What the task asks >> In every line of the records, look for "violet", then report how many lines have it and nothing else.

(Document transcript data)
━━━━━━━━
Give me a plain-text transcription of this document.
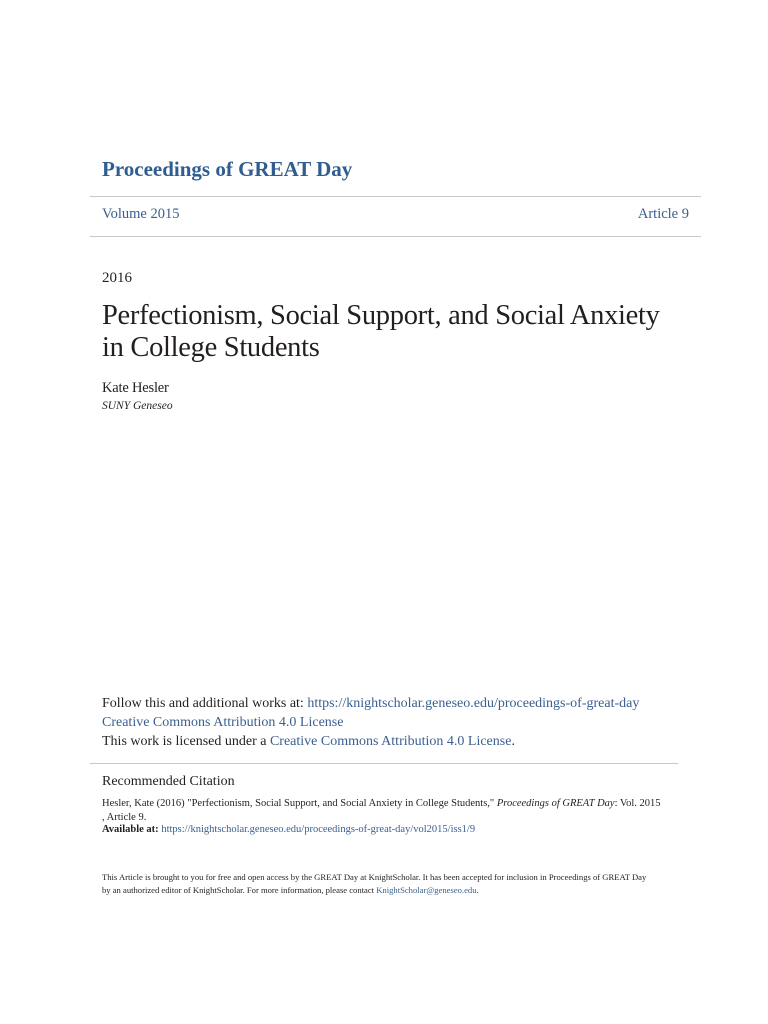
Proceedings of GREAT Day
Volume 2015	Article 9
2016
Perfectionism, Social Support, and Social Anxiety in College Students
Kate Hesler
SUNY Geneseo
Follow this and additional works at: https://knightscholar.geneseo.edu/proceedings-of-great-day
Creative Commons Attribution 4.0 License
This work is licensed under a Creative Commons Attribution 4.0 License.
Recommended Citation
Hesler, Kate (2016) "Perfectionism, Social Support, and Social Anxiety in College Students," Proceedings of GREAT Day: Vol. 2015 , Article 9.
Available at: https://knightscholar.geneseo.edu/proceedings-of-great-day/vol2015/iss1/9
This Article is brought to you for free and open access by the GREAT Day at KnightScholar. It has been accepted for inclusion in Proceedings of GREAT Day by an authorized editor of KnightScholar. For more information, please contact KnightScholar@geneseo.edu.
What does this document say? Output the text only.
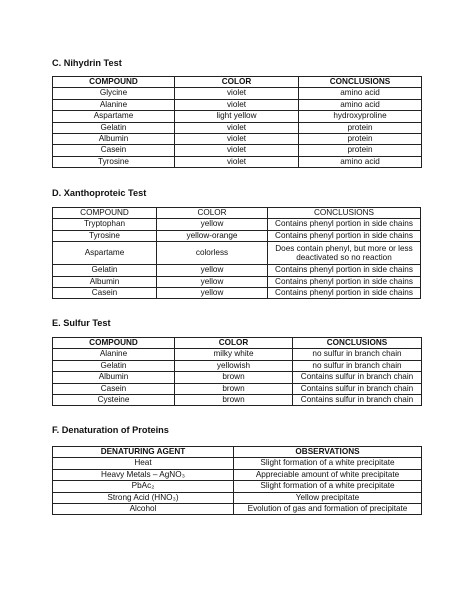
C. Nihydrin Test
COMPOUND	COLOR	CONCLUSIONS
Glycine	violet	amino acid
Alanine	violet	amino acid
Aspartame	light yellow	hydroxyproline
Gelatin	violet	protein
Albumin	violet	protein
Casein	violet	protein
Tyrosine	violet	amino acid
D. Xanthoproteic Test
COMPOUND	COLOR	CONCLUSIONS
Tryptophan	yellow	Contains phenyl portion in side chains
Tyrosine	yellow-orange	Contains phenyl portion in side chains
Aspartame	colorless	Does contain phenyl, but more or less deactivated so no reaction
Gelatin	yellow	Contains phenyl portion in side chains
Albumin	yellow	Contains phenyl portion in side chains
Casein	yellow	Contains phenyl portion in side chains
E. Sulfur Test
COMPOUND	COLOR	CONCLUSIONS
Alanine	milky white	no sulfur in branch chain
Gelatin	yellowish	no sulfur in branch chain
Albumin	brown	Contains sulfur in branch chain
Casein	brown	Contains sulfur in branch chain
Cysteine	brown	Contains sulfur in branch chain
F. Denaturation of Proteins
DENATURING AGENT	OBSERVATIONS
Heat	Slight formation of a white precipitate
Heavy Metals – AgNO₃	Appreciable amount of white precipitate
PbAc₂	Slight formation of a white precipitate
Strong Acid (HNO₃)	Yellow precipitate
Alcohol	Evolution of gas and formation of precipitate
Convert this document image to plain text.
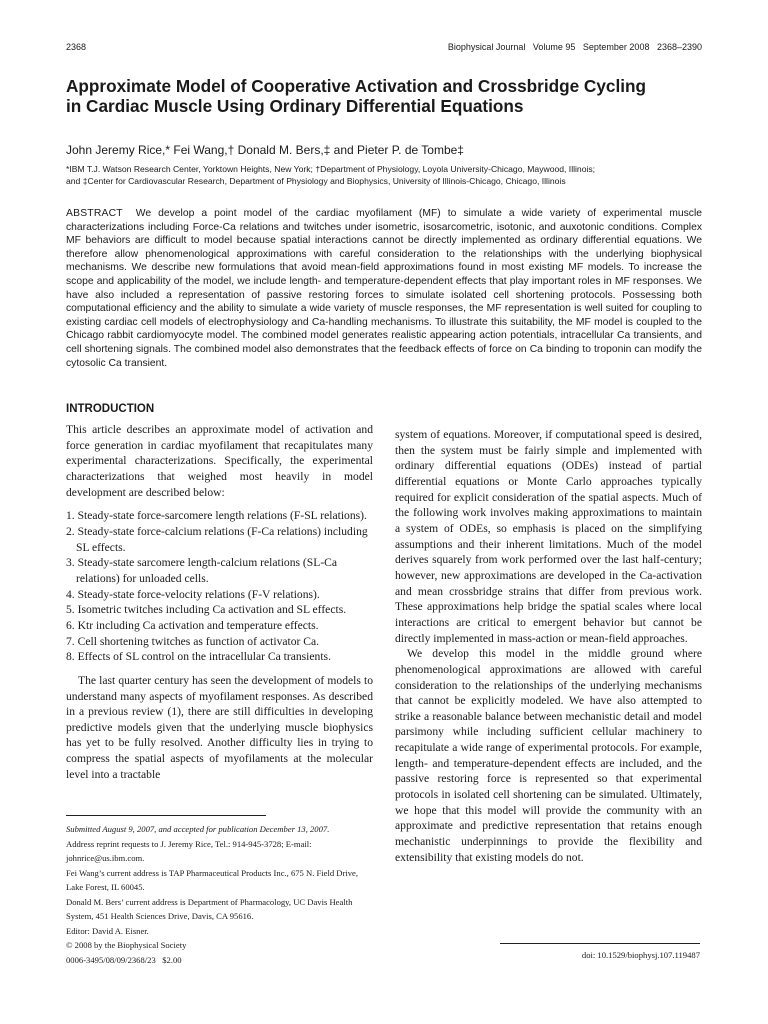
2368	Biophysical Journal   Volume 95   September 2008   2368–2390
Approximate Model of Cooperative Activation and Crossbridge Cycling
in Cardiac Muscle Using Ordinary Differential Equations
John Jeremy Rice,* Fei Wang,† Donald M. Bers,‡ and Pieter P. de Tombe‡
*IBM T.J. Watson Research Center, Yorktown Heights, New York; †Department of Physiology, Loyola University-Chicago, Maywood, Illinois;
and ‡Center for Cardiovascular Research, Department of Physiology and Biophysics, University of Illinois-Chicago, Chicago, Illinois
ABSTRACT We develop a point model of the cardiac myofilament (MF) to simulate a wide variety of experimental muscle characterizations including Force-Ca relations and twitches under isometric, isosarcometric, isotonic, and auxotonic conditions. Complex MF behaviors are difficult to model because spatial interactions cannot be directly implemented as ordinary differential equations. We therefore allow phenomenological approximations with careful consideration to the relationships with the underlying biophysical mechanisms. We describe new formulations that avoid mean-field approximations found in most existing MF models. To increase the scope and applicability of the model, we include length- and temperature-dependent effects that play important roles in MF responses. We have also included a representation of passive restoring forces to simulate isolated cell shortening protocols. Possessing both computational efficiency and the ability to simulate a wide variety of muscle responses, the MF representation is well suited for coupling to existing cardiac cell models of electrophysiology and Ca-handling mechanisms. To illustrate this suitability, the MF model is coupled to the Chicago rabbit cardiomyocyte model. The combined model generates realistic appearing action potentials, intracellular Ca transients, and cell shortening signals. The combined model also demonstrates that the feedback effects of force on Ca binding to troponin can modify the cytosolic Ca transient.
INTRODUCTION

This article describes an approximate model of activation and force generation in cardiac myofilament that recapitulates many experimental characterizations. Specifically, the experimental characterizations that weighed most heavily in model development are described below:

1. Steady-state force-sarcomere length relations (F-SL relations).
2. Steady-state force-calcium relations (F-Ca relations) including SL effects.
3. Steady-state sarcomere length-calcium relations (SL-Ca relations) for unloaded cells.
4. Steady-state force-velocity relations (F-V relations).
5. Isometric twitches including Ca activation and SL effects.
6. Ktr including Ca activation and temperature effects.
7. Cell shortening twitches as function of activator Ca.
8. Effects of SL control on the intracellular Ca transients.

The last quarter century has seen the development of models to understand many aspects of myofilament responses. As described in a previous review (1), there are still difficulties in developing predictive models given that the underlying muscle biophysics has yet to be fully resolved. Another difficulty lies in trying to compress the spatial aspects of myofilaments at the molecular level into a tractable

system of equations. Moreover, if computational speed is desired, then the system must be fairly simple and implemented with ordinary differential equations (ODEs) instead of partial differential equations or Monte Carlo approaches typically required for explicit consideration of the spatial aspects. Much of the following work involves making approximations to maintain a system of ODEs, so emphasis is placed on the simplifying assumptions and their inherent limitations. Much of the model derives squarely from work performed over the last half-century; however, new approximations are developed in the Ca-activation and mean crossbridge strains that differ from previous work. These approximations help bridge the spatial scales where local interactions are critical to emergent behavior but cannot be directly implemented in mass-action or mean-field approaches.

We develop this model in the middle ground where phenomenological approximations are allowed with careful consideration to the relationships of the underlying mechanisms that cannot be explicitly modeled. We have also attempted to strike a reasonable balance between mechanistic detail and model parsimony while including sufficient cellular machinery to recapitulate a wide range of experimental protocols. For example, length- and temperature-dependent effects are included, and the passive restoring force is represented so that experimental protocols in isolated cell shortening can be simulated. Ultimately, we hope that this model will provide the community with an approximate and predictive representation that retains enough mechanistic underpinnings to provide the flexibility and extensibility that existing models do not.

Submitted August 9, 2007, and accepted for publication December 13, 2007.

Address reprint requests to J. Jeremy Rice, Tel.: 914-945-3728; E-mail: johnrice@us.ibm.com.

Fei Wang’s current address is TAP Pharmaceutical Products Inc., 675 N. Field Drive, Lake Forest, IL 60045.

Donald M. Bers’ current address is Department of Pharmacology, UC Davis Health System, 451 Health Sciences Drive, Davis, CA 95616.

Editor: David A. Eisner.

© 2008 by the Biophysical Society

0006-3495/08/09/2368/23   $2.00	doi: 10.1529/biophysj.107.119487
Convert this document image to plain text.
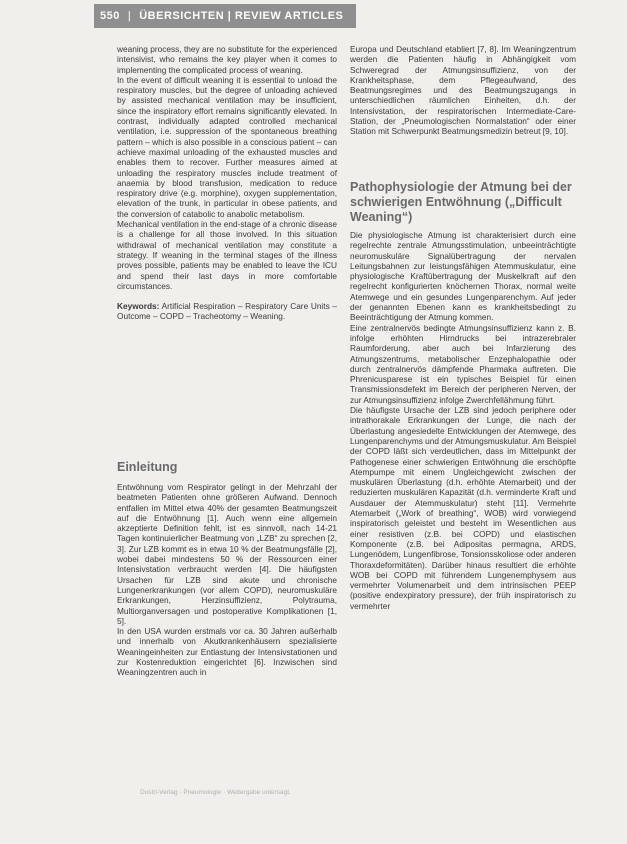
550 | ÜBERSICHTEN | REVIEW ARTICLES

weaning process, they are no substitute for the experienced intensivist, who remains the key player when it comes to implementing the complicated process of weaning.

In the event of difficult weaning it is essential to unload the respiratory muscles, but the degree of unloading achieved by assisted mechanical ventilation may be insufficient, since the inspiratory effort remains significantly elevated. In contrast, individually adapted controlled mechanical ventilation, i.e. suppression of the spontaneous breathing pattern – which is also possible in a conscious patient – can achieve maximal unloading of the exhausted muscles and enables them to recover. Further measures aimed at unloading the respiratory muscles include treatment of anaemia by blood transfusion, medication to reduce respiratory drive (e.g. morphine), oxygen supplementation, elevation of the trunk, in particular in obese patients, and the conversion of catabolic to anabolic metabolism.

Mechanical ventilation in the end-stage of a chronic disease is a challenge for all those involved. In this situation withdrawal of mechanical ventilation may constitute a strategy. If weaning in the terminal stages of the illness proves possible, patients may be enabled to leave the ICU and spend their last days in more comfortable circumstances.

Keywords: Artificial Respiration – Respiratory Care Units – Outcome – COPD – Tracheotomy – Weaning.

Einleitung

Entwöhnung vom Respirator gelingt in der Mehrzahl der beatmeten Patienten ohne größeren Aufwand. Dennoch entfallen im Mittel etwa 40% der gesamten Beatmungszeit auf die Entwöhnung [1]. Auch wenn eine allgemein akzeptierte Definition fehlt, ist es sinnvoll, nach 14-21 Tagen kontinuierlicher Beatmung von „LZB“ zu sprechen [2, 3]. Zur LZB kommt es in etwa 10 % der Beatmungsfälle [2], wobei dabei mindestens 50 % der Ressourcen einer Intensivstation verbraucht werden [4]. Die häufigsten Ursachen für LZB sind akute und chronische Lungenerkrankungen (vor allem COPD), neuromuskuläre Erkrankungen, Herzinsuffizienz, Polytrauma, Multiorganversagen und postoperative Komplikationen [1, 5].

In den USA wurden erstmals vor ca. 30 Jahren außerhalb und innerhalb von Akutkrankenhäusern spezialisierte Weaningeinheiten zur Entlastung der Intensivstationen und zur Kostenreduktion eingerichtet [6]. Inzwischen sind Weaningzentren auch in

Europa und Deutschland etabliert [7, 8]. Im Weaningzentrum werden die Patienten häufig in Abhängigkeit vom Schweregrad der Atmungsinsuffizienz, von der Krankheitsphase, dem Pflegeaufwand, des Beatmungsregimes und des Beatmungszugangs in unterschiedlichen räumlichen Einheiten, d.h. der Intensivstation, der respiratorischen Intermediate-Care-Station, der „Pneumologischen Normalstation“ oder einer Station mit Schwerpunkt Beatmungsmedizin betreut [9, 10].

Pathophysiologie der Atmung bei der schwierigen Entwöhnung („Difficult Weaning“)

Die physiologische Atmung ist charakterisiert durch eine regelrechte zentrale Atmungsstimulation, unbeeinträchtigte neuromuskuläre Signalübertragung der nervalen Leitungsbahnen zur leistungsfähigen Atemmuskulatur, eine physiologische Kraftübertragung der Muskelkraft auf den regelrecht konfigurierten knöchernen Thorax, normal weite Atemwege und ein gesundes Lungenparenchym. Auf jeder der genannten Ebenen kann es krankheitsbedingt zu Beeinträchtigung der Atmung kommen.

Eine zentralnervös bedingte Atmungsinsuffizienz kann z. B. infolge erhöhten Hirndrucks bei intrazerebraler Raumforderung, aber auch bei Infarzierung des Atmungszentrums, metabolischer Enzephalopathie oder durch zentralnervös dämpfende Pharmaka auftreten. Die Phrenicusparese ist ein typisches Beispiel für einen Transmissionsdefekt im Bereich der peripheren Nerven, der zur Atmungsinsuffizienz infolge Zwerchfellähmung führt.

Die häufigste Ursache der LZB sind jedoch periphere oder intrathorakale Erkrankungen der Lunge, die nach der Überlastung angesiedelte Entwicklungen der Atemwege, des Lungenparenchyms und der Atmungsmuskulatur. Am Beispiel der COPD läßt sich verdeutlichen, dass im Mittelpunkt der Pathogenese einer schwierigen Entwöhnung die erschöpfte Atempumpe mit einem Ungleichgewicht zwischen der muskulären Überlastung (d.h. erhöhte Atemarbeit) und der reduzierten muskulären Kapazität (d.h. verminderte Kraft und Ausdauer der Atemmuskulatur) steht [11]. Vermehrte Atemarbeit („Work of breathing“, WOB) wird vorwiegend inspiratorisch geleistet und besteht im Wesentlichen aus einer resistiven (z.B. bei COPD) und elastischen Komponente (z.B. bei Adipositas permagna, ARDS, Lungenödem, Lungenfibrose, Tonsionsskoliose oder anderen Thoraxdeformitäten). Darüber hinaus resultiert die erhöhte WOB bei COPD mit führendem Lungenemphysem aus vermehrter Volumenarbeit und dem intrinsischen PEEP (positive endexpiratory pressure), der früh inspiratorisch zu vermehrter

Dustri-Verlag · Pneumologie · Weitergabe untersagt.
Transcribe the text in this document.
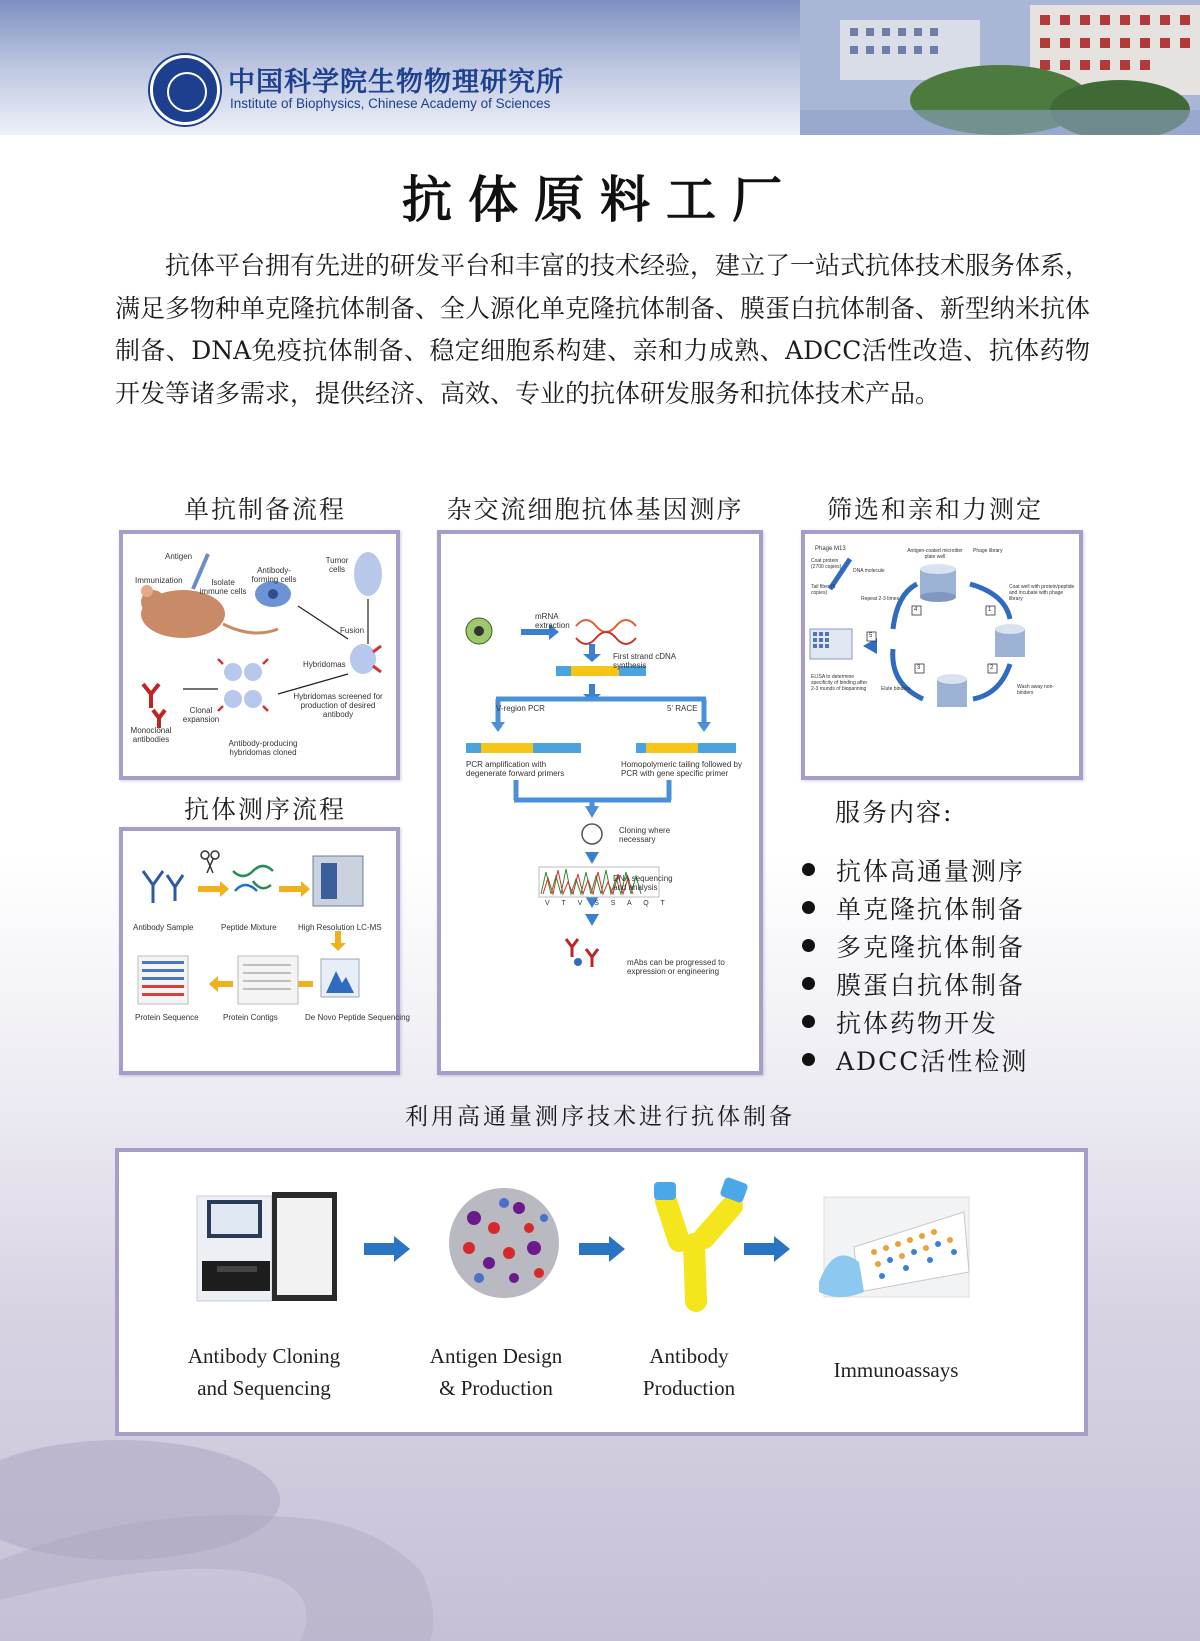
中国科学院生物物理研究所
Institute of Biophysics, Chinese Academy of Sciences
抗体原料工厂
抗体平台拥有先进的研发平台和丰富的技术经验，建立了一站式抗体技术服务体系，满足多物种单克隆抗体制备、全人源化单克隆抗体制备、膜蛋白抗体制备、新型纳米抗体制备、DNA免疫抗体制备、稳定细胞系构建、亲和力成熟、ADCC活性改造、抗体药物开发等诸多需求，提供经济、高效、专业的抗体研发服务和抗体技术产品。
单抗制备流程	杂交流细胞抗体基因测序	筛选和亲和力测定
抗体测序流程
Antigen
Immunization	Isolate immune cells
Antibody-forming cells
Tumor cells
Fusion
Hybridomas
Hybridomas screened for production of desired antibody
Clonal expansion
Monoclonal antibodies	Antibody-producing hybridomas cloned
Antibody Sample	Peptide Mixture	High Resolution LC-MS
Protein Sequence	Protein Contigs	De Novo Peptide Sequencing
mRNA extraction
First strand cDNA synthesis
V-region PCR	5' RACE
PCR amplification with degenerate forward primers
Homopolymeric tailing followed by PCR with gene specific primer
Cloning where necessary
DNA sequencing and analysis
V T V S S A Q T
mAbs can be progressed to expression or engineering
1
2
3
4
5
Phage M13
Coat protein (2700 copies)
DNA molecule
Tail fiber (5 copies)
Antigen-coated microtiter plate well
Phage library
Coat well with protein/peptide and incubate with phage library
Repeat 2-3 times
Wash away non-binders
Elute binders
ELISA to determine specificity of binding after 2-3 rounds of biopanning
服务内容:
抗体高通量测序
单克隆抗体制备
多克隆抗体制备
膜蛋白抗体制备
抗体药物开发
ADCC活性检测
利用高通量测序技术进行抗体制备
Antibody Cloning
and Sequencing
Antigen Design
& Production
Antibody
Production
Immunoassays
━━━━━━━━
Solution to this problem >> 6